Dataset items

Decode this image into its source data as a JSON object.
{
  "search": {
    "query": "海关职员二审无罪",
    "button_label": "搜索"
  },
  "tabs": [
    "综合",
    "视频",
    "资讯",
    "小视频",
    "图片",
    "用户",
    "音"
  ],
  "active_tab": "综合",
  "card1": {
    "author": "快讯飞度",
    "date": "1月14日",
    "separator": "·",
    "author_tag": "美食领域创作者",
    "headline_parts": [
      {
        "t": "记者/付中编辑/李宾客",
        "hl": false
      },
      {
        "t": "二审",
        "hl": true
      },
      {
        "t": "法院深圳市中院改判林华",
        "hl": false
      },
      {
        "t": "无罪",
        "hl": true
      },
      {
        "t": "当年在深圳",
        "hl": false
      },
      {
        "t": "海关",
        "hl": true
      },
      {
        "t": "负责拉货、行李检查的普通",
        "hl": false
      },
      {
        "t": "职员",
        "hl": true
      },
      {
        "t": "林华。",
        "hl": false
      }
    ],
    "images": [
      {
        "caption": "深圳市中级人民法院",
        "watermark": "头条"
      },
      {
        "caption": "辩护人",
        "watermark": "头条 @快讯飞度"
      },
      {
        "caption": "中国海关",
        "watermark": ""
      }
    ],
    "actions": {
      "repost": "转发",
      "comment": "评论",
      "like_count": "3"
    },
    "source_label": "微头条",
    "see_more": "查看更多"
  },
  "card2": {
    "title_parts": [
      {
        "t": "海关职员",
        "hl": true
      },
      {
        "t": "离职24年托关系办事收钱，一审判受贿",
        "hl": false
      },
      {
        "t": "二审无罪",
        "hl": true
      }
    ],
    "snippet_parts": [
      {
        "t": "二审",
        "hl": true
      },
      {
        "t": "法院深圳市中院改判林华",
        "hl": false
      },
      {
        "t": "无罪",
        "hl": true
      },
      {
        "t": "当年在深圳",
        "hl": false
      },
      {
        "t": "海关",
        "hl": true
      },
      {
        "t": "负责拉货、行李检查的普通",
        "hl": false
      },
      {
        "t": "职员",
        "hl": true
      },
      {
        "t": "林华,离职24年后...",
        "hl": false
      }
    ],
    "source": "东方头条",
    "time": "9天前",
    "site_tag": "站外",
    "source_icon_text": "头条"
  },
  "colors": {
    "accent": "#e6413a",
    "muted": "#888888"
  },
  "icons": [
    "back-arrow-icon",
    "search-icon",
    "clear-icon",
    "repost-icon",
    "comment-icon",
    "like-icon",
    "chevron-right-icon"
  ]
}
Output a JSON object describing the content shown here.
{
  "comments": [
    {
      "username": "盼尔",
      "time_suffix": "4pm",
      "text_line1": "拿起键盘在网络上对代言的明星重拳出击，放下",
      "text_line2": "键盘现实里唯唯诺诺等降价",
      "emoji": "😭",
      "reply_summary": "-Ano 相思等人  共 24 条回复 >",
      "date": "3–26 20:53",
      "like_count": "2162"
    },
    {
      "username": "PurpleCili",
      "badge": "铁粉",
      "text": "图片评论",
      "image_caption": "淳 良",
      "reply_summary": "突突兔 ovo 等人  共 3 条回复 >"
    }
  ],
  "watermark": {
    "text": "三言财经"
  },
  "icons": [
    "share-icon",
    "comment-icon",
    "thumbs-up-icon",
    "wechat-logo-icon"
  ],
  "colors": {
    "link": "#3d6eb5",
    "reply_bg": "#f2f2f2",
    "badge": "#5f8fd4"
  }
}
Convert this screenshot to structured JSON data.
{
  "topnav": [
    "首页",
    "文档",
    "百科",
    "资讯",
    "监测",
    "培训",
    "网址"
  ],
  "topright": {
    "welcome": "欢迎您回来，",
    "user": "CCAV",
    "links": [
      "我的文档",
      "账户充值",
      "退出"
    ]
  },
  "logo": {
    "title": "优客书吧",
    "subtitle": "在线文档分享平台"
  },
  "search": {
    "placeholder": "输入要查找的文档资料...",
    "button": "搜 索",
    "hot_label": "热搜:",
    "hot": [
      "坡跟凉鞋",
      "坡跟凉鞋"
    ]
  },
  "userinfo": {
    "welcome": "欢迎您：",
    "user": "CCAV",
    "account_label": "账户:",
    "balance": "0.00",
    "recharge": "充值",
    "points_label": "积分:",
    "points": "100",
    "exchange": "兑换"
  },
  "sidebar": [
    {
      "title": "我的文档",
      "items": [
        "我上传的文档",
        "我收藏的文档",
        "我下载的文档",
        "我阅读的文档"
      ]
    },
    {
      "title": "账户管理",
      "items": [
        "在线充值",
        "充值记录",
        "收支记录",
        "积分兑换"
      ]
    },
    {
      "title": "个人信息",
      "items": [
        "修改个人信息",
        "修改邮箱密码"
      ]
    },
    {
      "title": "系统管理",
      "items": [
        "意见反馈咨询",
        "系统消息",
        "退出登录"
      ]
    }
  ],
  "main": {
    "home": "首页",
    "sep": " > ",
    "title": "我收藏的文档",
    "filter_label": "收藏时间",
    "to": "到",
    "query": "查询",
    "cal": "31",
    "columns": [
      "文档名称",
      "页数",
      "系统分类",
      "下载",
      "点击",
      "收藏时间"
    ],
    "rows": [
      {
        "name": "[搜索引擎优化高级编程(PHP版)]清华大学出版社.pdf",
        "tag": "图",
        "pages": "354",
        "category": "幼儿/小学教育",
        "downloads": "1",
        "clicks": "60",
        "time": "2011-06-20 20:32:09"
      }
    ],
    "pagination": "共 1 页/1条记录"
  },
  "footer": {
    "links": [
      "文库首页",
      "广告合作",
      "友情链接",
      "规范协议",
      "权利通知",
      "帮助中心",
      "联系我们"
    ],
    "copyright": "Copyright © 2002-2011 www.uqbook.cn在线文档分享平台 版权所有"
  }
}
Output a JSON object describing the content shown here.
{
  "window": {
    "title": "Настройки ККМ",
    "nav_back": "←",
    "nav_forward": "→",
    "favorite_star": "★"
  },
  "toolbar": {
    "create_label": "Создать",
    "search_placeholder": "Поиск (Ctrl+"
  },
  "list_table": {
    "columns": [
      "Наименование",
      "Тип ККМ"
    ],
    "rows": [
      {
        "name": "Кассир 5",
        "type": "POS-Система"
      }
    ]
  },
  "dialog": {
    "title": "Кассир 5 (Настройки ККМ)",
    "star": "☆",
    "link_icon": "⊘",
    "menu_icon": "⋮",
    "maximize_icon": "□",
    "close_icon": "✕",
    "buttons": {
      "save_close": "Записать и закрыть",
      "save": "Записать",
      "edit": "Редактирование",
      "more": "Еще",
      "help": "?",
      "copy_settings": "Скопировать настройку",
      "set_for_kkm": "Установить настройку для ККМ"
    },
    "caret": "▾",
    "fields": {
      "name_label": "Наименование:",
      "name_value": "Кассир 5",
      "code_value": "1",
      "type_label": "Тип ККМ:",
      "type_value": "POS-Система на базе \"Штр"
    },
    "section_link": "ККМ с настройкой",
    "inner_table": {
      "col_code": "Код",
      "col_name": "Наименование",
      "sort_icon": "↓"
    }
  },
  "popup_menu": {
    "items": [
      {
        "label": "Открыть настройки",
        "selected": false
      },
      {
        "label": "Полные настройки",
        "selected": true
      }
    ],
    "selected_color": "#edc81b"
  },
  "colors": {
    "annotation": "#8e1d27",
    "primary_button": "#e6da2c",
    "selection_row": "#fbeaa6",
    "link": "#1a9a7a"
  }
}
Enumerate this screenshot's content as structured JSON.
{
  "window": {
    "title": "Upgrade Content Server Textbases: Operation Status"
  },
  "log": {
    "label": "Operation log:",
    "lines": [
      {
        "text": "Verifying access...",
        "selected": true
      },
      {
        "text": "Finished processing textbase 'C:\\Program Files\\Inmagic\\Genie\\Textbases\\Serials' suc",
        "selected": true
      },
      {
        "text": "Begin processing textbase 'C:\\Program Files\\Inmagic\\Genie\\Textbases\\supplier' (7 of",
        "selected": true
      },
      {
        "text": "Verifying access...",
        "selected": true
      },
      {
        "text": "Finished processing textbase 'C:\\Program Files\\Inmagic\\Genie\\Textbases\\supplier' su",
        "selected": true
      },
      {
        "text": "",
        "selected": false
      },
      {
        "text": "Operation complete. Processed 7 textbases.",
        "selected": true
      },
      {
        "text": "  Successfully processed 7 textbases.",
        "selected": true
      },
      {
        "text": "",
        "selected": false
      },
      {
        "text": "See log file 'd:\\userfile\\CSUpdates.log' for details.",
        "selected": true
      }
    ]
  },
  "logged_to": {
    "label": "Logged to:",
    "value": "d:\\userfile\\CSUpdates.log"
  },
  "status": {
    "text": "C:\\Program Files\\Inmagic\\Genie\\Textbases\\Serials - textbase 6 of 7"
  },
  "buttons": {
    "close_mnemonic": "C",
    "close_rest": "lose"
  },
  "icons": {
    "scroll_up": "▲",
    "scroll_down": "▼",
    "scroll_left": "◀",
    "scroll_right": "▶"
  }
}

» **EXERCISE REQUIREMENTS**
Provide only the count of lines in the data above that include the string "processing".

» **OUTPUT BELOW**
3